[Dataset items]
--- --- ---

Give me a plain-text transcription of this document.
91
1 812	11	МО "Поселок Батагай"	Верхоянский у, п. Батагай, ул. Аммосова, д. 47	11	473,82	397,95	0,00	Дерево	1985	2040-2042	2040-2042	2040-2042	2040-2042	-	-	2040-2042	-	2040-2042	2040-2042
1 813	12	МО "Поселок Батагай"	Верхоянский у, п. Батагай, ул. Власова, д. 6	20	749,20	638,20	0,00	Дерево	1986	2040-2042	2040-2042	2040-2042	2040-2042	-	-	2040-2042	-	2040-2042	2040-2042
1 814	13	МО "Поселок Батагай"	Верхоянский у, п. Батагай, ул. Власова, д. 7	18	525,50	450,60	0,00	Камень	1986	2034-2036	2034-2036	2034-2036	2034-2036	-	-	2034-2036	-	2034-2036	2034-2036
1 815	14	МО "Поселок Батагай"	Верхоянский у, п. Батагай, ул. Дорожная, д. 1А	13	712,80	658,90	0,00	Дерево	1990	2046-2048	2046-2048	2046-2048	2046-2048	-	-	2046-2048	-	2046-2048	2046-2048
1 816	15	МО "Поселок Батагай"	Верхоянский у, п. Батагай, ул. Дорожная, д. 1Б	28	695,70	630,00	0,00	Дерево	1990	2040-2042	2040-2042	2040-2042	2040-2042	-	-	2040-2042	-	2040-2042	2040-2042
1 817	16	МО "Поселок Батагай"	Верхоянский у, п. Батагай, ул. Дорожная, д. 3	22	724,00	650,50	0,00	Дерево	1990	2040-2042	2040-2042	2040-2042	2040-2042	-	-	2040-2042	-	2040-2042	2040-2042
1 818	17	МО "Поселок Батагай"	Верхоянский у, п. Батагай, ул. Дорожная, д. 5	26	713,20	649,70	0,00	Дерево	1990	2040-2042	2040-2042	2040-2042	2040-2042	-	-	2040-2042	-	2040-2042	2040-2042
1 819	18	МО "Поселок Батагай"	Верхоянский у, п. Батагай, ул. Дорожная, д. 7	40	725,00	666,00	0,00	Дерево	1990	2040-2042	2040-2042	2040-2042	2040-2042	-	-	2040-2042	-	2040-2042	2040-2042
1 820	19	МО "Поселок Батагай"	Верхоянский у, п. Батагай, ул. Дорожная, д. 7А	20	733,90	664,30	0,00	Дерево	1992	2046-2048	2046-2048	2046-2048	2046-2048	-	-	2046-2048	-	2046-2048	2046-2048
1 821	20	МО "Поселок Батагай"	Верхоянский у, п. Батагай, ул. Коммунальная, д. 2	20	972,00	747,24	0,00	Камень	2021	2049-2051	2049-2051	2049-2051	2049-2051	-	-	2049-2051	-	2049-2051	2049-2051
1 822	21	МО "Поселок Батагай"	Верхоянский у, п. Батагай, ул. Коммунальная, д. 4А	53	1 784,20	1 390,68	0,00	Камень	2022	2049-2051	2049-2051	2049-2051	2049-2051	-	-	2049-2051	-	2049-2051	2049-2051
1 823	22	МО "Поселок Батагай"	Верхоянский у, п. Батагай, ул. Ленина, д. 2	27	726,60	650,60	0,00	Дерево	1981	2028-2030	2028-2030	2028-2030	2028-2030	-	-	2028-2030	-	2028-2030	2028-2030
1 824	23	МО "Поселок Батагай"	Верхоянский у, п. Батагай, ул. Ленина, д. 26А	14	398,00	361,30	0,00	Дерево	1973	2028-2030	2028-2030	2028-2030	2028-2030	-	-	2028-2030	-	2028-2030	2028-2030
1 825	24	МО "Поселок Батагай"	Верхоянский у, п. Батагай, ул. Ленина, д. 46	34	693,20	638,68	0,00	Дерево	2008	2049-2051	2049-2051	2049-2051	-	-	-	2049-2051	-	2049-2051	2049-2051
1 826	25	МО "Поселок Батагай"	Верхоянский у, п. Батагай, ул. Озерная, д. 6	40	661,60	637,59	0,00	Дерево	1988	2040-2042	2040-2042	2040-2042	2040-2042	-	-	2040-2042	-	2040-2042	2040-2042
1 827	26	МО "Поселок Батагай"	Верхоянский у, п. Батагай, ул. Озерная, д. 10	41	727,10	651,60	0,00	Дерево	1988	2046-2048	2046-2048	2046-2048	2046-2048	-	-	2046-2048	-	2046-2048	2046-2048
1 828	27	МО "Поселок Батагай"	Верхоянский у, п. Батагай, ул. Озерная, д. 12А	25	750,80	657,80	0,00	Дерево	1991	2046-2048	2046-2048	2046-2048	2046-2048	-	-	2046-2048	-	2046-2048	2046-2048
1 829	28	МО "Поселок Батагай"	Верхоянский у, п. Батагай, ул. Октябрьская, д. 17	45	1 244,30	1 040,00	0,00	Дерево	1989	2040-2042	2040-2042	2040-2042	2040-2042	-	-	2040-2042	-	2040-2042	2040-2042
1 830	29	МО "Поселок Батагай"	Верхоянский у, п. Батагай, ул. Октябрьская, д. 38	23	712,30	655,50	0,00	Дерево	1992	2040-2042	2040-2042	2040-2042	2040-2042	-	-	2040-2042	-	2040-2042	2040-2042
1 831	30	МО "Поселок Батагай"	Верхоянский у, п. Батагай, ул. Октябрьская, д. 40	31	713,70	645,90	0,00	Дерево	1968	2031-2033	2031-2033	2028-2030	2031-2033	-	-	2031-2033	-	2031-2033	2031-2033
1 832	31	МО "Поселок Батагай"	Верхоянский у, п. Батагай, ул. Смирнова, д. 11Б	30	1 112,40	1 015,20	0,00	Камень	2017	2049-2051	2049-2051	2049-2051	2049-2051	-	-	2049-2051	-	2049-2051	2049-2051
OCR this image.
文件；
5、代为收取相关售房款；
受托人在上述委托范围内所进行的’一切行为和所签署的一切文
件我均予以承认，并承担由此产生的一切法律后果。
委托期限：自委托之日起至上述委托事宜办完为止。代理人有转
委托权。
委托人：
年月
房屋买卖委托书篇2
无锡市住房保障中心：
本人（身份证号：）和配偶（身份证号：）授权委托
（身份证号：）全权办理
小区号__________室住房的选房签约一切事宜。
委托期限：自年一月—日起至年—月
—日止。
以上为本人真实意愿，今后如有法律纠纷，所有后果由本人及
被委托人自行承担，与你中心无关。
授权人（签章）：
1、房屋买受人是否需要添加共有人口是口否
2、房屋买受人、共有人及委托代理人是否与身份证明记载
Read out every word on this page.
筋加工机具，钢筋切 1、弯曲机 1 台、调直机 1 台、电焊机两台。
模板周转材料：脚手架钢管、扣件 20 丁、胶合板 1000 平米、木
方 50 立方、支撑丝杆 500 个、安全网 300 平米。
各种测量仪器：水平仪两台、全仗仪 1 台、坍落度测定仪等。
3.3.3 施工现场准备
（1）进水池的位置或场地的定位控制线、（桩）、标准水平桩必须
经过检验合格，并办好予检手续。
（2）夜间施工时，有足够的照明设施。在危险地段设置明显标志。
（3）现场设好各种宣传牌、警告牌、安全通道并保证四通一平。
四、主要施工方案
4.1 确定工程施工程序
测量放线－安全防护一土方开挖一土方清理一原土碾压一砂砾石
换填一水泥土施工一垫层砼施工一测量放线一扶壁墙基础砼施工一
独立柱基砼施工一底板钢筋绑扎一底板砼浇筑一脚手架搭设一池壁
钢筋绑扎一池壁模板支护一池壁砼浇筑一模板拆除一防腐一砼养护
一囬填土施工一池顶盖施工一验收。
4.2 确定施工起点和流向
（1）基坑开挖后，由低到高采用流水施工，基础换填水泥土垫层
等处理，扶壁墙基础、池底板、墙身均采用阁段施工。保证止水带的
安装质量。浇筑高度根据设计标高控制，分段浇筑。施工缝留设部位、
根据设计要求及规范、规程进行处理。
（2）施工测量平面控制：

--- --- ---

Search the preceding listing for "Коммунальная" and extract every line where it is found.

1 821	20	МО "Поселок Батагай"	Верхоянский у, п. Батагай, ул. Коммунальная, д. 2	20	972,00	747,24	0,00	Камень	2021	2049-2051	2049-2051	2049-2051	2049-2051	-	-	2049-2051	-	2049-2051	2049-2051
1 822	21	МО "Поселок Батагай"	Верхоянский у, п. Батагай, ул. Коммунальная, д. 4А	53	1 784,20	1 390,68	0,00	Камень	2022	2049-2051	2049-2051	2049-2051	2049-2051	-	-	2049-2051	-	2049-2051	2049-2051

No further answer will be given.